=== PROBLEM STATEMENT ===
Transcribe every entry word for word. Skip the pictures.

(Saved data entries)
# # # # #

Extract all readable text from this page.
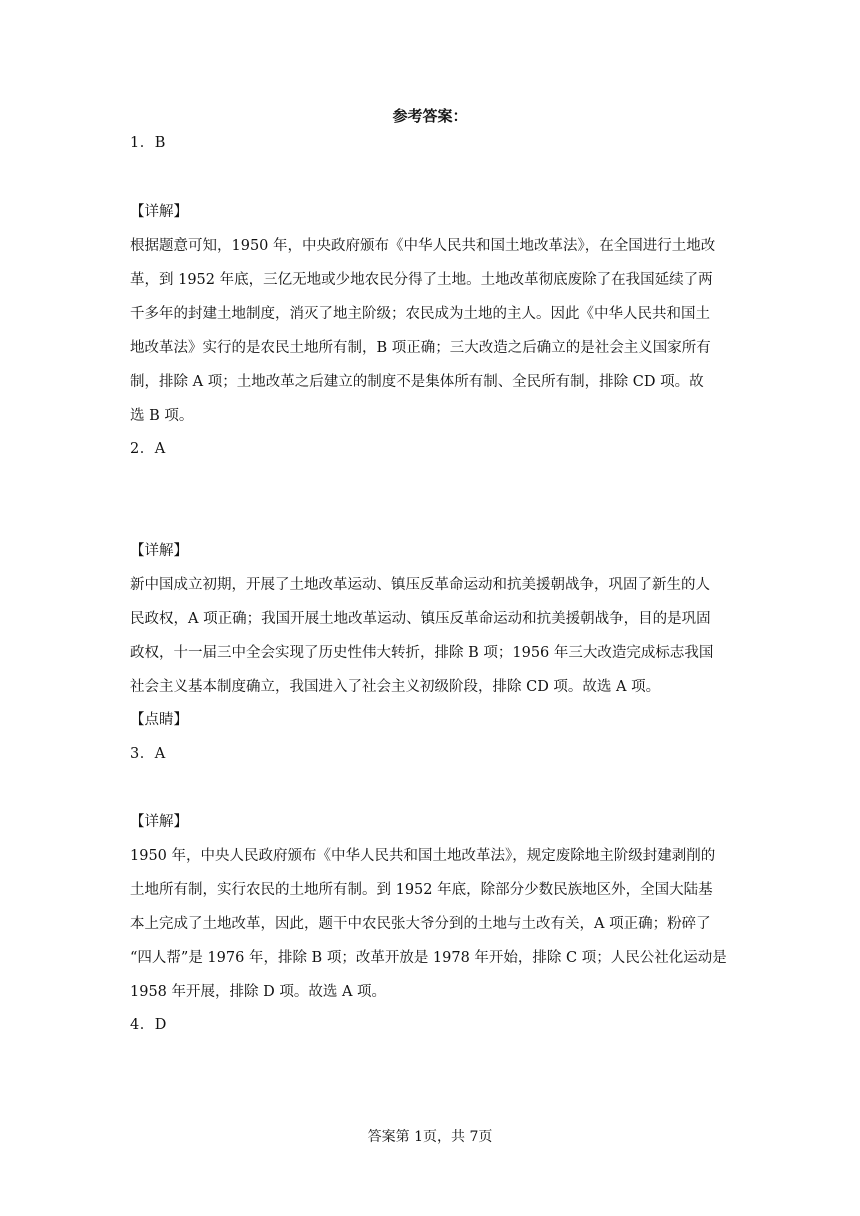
参考答案：
1．B
【详解】
根据题意可知，1950 年，中央政府颁布《中华人民共和国土地改革法》，在全国进行土地改
革，到 1952 年底，三亿无地或少地农民分得了土地。土地改革彻底废除了在我国延续了两
千多年的封建土地制度，消灭了地主阶级；农民成为土地的主人。因此《中华人民共和国土
地改革法》实行的是农民土地所有制，B 项正确；三大改造之后确立的是社会主义国家所有
制，排除 A 项；土地改革之后建立的制度不是集体所有制、全民所有制，排除 CD 项。故
选 B 项。
2．A
【详解】
新中国成立初期，开展了土地改革运动、镇压反革命运动和抗美援朝战争，巩固了新生的人
民政权，A 项正确；我国开展土地改革运动、镇压反革命运动和抗美援朝战争，目的是巩固
政权，十一届三中全会实现了历史性伟大转折，排除 B 项；1956 年三大改造完成标志我国
社会主义基本制度确立，我国进入了社会主义初级阶段，排除 CD 项。故选 A 项。
【点睛】
3．A
【详解】
1950 年，中央人民政府颁布《中华人民共和国土地改革法》，规定废除地主阶级封建剥削的
土地所有制，实行农民的土地所有制。到 1952 年底，除部分少数民族地区外，全国大陆基
本上完成了土地改革，因此，题干中农民张大爷分到的土地与土改有关，A 项正确；粉碎了
“四人帮”是 1976 年，排除 B 项；改革开放是 1978 年开始，排除 C 项；人民公社化运动是
1958 年开展，排除 D 项。故选 A 项。
4．D
答案第 1页，共 7页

# # # # #

=== FULL RESPONSE ===
Extract all readable text from this page.
参考答案：
1．B
【详解】
根据题意可知，1950 年，中央政府颁布《中华人民共和国土地改革法》，在全国进行土地改
革，到 1952 年底，三亿无地或少地农民分得了土地。土地改革彻底废除了在我国延续了两
千多年的封建土地制度，消灭了地主阶级；农民成为土地的主人。因此《中华人民共和国土
地改革法》实行的是农民土地所有制，B 项正确；三大改造之后确立的是社会主义国家所有
制，排除 A 项；土地改革之后建立的制度不是集体所有制、全民所有制，排除 CD 项。故
选 B 项。
2．A
【详解】
新中国成立初期，开展了土地改革运动、镇压反革命运动和抗美援朝战争，巩固了新生的人
民政权，A 项正确；我国开展土地改革运动、镇压反革命运动和抗美援朝战争，目的是巩固
政权，十一届三中全会实现了历史性伟大转折，排除 B 项；1956 年三大改造完成标志我国
社会主义基本制度确立，我国进入了社会主义初级阶段，排除 CD 项。故选 A 项。
【点睛】
3．A
【详解】
1950 年，中央人民政府颁布《中华人民共和国土地改革法》，规定废除地主阶级封建剥削的
土地所有制，实行农民的土地所有制。到 1952 年底，除部分少数民族地区外，全国大陆基
本上完成了土地改革，因此，题干中农民张大爷分到的土地与土改有关，A 项正确；粉碎了
“四人帮”是 1976 年，排除 B 项；改革开放是 1978 年开始，排除 C 项；人民公社化运动是
1958 年开展，排除 D 项。故选 A 项。
4．D
答案第 1页，共 7页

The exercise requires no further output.